Task input>
┏━━
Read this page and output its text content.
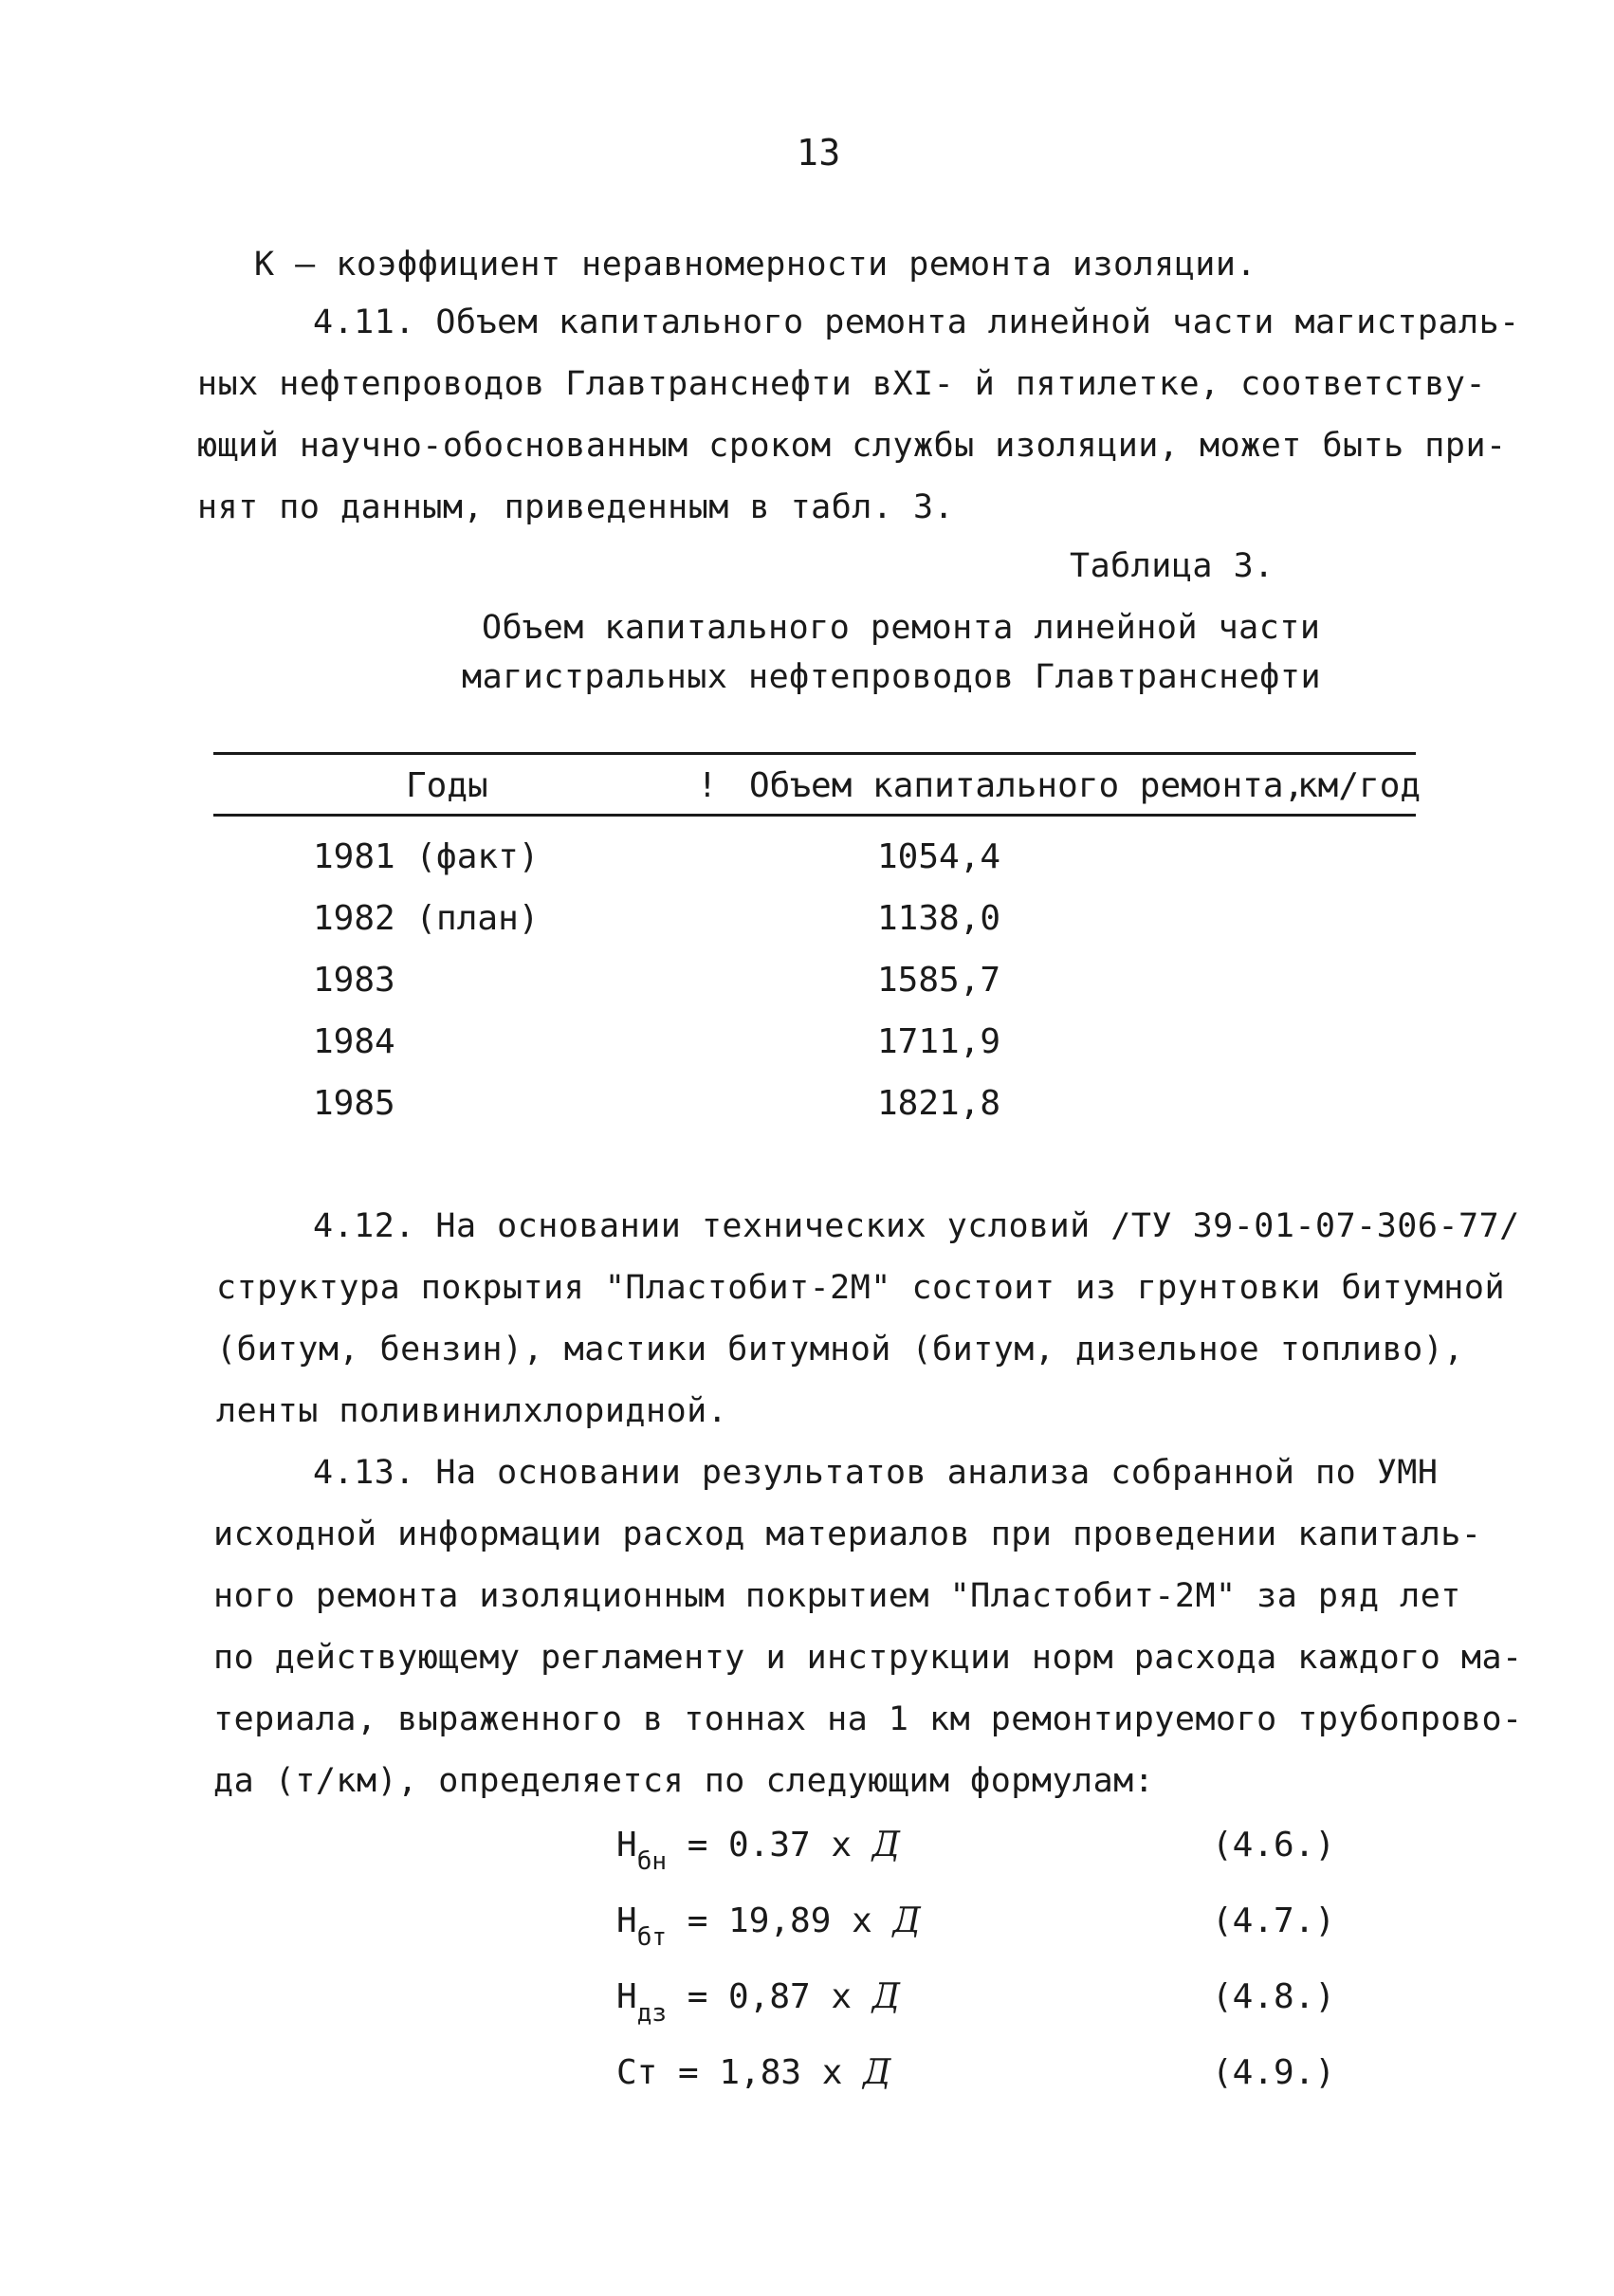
13
К – коэффициент неравномерности ремонта изоляции.
4.11. Объем капитального ремонта линейной части магистраль-
ных нефтепроводов Главтранснефти вXI- й пятилетке, соответству-
ющий научно-обоснованным сроком службы изоляции, может быть при-
нят по данным, приведенным в табл. 3.
Таблица 3.
Объем капитального ремонта линейной части
магистральных нефтепроводов Главтранснефти
Годы	! Объем капитального ремонта,
км/год
1981 (факт)	1054,4
1982 (план)	1138,0
1983	1585,7
1984	1711,9
1985	1821,8
4.12. На основании технических условий /ТУ 39-01-07-306-77/
структура покрытия "Пластобит-2М" состоит из грунтовки битумной
(битум, бензин), мастики битумной (битум, дизельное топливо),
ленты поливинилхлоридной.
4.13. На основании результатов анализа собранной по УМН
исходной информации расход материалов при проведении капиталь-
ного ремонта изоляционным покрытием "Пластобит-2М" за ряд лет
по действующему регламенту и инструкции норм расхода каждого ма-
териала, выраженного в тоннах на 1 км ремонтируемого трубопрово-
да (т/км), определяется по следующим формулам:
$Н_{бн} = 0.37$ x Д	(4.6.)
$Н_{бт} = 19,89$ x Д	(4.7.)
$Н_{дз} = 0,87$ x Д	(4.8.)
Ст = 1,83 x Д	(4.9.)
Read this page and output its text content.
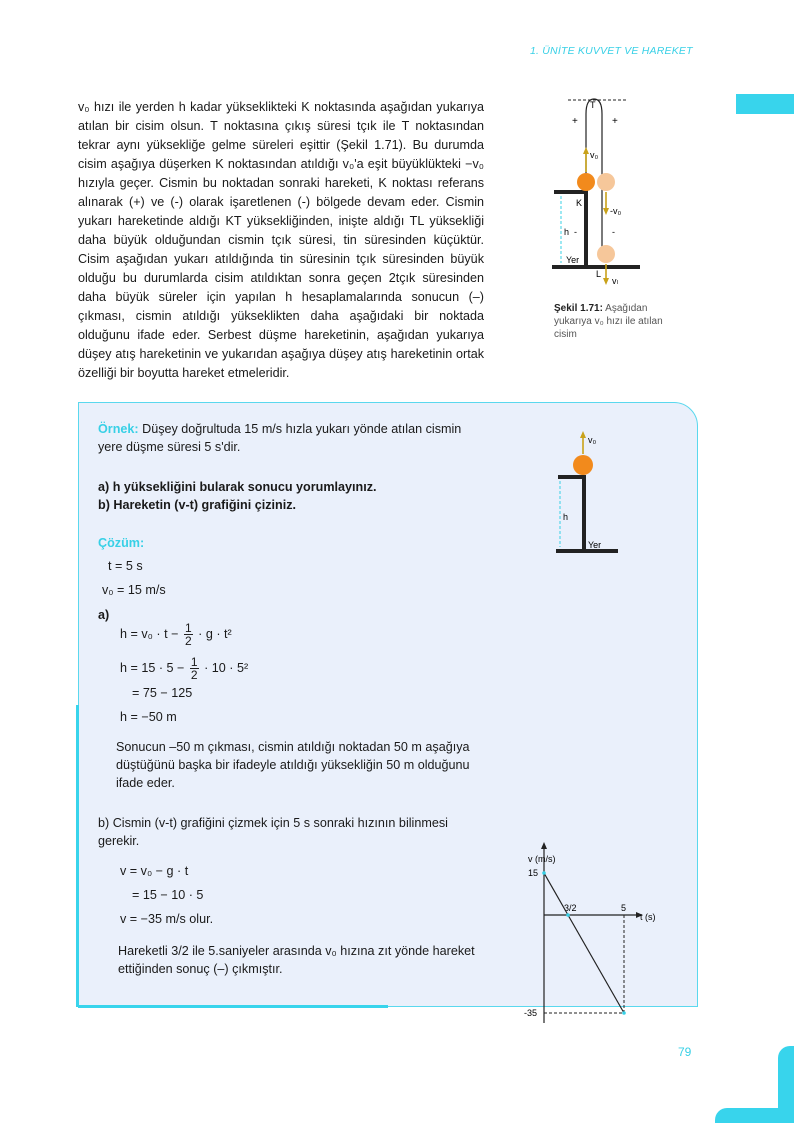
1. ÜNİTE KUVVET VE HAREKET

v₀ hızı ile yerden h kadar yükseklikteki K noktasında aşağıdan yukarıya atılan bir cisim olsun. T noktasına çıkış süresi tçık ile T noktasından tekrar aynı yüksekliğe gelme süreleri eşittir (Şekil 1.71). Bu durumda cisim aşağıya düşerken K noktasından atıldığı v₀'a eşit büyüklükteki −v₀ hızıyla geçer. Cismin bu noktadan sonraki hareketi, K noktası referans alınarak (+) ve (-) olarak işaretlenen (-) bölgede devam eder. Cismin yukarı hareketinde aldığı KT yüksekliğinden, inişte aldığı TL yüksekliği daha büyük olduğundan cismin tçık süresi, tin süresinden küçüktür. Cisim aşağıdan yukarı atıldığında tin süresinin tçık süresinden büyük olduğu bu durumlarda cisim atıldıktan sonra geçen 2tçık süresinden daha büyük süreler için yapılan h hesaplamalarında sonucun (–) çıkması, cismin atıldığı yükseklikten daha aşağıdaki bir noktada olduğunu ifade eder. Serbest düşme hareketinin, aşağıdan yukarıya düşey atış hareketinin ve yukarıdan aşağıya düşey atış hareketinin ortak özelliği bir boyutta hareket etmeleridir.

T
+	+
h -	-
Yer
K
L
v₀
-v₀
vₗ
Şekil 1.71: Aşağıdan yukarıya v₀ hızı ile atılan cisim
Örnek: Düşey doğrultuda 15 m/s hızla yukarı yönde atılan cismin yere düşme süresi 5 s'dir.
a) h yüksekliğini bularak sonucu yorumlayınız.
b) Hareketin (v-t) grafiğini çiziniz.
v₀
h
Yer
Çözüm:
t = 5 s
v₀ = 15 m/s
a)
$h = v_0 \cdot t - \frac{1}{2} \cdot g \cdot t^2$
$h = 15 \cdot 5 - \frac{1}{2} \cdot 10 \cdot 5^2$
= 75 − 125
h = −50 m
Sonucun –50 m çıkması, cismin atıldığı noktadan 50 m aşağıya düştüğünü başka bir ifadeyle atıldığı yüksekliğin 50 m olduğunu ifade eder.
b) Cismin (v-t) grafiğini çizmek için 5 s sonraki hızının bilinmesi gerekir.
v = v₀ − g · t
= 15 − 10 · 5
v = −35 m/s olur.
Hareketli 3/2 ile 5.saniyeler arasında v₀ hızına zıt yönde hareket ettiğinden sonuç (–) çıkmıştır.
15
-35
3/2	5
v (m/s)
t (s)
79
┗━━
Directions> Retype the entries word for word. Omit any images.

Correct response>
Read this page and output its text content.
13
К – коэффициент неравномерности ремонта изоляции.
4.11. Объем капитального ремонта линейной части магистраль-
ных нефтепроводов Главтранснефти вXI- й пятилетке, соответству-
ющий научно-обоснованным сроком службы изоляции, может быть при-
нят по данным, приведенным в табл. 3.
Таблица 3.
Объем капитального ремонта линейной части
магистральных нефтепроводов Главтранснефти
Годы	! Объем капитального ремонта,
км/год
1981 (факт)	1054,4
1982 (план)	1138,0
1983	1585,7
1984	1711,9
1985	1821,8
4.12. На основании технических условий /ТУ 39-01-07-306-77/
структура покрытия "Пластобит-2М" состоит из грунтовки битумной
(битум, бензин), мастики битумной (битум, дизельное топливо),
ленты поливинилхлоридной.
4.13. На основании результатов анализа собранной по УМН
исходной информации расход материалов при проведении капиталь-
ного ремонта изоляционным покрытием "Пластобит-2М" за ряд лет
по действующему регламенту и инструкции норм расхода каждого ма-
териала, выраженного в тоннах на 1 км ремонтируемого трубопрово-
да (т/км), определяется по следующим формулам:
$Н_{бн} = 0.37$ x Д	(4.6.)
$Н_{бт} = 19,89$ x Д	(4.7.)
$Н_{дз} = 0,87$ x Д	(4.8.)
Ст = 1,83 x Д	(4.9.)
Read this page and output its text content.
1. ÜNİTE KUVVET VE HAREKET

v₀ hızı ile yerden h kadar yükseklikteki K noktasında aşağıdan yukarıya atılan bir cisim olsun. T noktasına çıkış süresi tçık ile T noktasından tekrar aynı yüksekliğe gelme süreleri eşittir (Şekil 1.71). Bu durumda cisim aşağıya düşerken K noktasından atıldığı v₀'a eşit büyüklükteki −v₀ hızıyla geçer. Cismin bu noktadan sonraki hareketi, K noktası referans alınarak (+) ve (-) olarak işaretlenen (-) bölgede devam eder. Cismin yukarı hareketinde aldığı KT yüksekliğinden, inişte aldığı TL yüksekliği daha büyük olduğundan cismin tçık süresi, tin süresinden küçüktür. Cisim aşağıdan yukarı atıldığında tin süresinin tçık süresinden büyük olduğu bu durumlarda cisim atıldıktan sonra geçen 2tçık süresinden daha büyük süreler için yapılan h hesaplamalarında sonucun (–) çıkması, cismin atıldığı yükseklikten daha aşağıdaki bir noktada olduğunu ifade eder. Serbest düşme hareketinin, aşağıdan yukarıya düşey atış hareketinin ve yukarıdan aşağıya düşey atış hareketinin ortak özelliği bir boyutta hareket etmeleridir.

T
+	+
h -	-
Yer
K
L
v₀
-v₀
vₗ
Şekil 1.71: Aşağıdan yukarıya v₀ hızı ile atılan cisim
Örnek: Düşey doğrultuda 15 m/s hızla yukarı yönde atılan cismin yere düşme süresi 5 s'dir.
a) h yüksekliğini bularak sonucu yorumlayınız.
b) Hareketin (v-t) grafiğini çiziniz.
v₀
h
Yer
Çözüm:
t = 5 s
v₀ = 15 m/s
a)
$h = v_0 \cdot t - \frac{1}{2} \cdot g \cdot t^2$
$h = 15 \cdot 5 - \frac{1}{2} \cdot 10 \cdot 5^2$
= 75 − 125
h = −50 m
Sonucun –50 m çıkması, cismin atıldığı noktadan 50 m aşağıya düştüğünü başka bir ifadeyle atıldığı yüksekliğin 50 m olduğunu ifade eder.
b) Cismin (v-t) grafiğini çizmek için 5 s sonraki hızının bilinmesi gerekir.
v = v₀ − g · t
= 15 − 10 · 5
v = −35 m/s olur.
Hareketli 3/2 ile 5.saniyeler arasında v₀ hızına zıt yönde hareket ettiğinden sonuç (–) çıkmıştır.
15
-35
3/2	5
v (m/s)
t (s)
79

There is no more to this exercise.